Instruction:
Pull out every line with the word "symbol" from the entries below.

+===+

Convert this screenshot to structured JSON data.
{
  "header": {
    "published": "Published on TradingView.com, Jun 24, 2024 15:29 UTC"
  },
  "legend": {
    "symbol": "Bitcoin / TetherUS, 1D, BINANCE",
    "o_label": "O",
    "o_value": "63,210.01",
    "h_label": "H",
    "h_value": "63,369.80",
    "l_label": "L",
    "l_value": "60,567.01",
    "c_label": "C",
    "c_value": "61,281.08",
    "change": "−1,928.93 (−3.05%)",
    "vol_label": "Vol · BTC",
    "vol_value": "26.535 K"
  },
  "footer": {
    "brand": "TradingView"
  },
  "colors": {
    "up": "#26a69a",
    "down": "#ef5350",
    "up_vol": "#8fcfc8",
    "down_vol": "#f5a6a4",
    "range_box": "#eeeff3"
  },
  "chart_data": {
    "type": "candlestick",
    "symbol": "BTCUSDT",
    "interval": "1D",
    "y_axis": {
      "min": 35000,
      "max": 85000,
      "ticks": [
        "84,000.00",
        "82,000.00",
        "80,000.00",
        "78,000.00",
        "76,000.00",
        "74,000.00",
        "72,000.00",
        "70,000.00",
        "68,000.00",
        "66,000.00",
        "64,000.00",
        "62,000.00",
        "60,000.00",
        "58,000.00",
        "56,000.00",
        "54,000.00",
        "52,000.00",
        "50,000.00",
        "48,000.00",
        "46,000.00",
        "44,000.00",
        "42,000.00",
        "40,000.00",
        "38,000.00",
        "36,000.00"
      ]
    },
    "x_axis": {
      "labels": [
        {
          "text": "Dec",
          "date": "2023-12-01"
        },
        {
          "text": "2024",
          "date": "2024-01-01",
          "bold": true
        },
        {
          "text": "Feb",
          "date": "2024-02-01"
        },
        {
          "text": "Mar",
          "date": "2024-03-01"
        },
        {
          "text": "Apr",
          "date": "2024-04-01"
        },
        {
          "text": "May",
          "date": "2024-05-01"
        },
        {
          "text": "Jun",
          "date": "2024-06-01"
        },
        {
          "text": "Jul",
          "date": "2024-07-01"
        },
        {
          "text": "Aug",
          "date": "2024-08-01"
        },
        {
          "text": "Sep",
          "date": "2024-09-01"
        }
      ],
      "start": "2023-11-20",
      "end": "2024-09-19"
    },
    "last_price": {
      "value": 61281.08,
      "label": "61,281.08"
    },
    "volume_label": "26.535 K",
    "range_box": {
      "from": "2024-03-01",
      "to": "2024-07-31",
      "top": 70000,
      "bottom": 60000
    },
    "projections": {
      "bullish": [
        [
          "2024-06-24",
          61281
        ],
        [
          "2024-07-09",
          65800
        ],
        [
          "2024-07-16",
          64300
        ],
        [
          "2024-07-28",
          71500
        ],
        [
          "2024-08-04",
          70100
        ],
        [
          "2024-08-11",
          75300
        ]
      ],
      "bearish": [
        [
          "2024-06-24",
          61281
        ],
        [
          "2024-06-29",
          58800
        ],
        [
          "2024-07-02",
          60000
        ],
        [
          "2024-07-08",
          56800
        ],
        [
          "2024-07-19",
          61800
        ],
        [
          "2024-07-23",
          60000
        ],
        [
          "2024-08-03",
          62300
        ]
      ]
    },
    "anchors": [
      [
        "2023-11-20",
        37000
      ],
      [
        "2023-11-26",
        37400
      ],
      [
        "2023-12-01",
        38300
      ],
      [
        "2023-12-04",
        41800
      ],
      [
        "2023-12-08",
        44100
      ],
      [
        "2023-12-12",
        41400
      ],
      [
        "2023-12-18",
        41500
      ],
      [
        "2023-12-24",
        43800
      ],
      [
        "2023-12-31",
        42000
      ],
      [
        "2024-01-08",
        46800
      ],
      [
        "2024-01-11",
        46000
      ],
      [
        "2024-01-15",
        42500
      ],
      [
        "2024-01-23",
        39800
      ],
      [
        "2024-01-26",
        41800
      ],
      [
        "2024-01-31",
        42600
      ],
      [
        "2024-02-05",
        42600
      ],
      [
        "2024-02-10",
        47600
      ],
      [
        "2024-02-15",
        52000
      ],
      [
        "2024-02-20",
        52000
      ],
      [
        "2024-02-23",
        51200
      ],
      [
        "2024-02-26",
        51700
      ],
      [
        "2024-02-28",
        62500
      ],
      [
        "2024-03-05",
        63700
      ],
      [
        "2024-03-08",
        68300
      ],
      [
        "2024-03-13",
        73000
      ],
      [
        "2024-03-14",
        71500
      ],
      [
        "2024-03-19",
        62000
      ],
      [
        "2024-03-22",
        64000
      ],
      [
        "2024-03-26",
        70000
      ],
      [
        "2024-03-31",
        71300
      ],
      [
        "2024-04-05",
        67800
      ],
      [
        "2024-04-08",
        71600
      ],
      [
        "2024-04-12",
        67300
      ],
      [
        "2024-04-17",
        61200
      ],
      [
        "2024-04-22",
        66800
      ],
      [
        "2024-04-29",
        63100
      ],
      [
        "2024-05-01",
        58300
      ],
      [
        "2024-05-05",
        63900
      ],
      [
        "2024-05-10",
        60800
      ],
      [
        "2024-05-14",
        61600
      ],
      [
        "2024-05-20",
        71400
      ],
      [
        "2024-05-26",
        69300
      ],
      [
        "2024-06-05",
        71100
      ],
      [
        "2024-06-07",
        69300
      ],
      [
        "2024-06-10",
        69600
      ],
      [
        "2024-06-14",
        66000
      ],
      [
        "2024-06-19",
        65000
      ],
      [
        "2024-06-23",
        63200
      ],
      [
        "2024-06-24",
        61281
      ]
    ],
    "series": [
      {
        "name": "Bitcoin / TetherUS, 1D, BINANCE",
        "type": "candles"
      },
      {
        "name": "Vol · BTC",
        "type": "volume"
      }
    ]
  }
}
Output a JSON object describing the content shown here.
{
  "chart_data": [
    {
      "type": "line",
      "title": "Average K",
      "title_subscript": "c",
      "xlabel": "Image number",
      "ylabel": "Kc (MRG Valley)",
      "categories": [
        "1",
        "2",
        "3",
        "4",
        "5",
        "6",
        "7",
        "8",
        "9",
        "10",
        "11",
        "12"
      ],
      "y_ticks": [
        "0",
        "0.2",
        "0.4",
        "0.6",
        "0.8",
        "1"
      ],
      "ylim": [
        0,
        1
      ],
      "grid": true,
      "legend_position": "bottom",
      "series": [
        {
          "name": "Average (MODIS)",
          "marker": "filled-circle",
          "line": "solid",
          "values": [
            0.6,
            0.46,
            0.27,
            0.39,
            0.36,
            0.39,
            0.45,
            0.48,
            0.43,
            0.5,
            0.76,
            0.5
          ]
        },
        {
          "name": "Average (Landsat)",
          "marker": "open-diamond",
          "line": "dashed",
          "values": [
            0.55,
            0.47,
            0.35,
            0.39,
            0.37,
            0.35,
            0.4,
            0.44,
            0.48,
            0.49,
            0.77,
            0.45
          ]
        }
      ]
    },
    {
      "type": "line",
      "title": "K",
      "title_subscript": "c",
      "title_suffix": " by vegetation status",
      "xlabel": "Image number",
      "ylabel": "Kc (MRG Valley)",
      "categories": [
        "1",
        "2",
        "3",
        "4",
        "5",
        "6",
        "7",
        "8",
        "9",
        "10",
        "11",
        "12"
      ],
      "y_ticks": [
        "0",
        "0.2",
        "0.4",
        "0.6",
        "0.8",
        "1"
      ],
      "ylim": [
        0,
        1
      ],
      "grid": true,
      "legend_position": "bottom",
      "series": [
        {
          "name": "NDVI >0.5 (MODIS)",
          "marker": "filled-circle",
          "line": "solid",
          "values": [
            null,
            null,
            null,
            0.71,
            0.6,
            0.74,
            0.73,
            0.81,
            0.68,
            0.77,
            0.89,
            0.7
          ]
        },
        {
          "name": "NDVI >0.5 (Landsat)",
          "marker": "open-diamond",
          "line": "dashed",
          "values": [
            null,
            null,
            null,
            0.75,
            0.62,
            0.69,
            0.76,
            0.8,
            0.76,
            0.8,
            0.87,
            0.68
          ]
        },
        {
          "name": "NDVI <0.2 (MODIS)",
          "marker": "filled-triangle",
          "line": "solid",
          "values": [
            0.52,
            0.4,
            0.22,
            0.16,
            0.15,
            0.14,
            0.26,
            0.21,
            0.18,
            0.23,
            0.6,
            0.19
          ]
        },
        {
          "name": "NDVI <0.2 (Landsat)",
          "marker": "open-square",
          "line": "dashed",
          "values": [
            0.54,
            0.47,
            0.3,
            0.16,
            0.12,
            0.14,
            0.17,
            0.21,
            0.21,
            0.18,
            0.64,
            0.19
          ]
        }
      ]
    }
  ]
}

+===+

Result of the exercise:
    "symbol": "Bitcoin / TetherUS, 1D, BINANCE",
    "symbol": "BTCUSDT",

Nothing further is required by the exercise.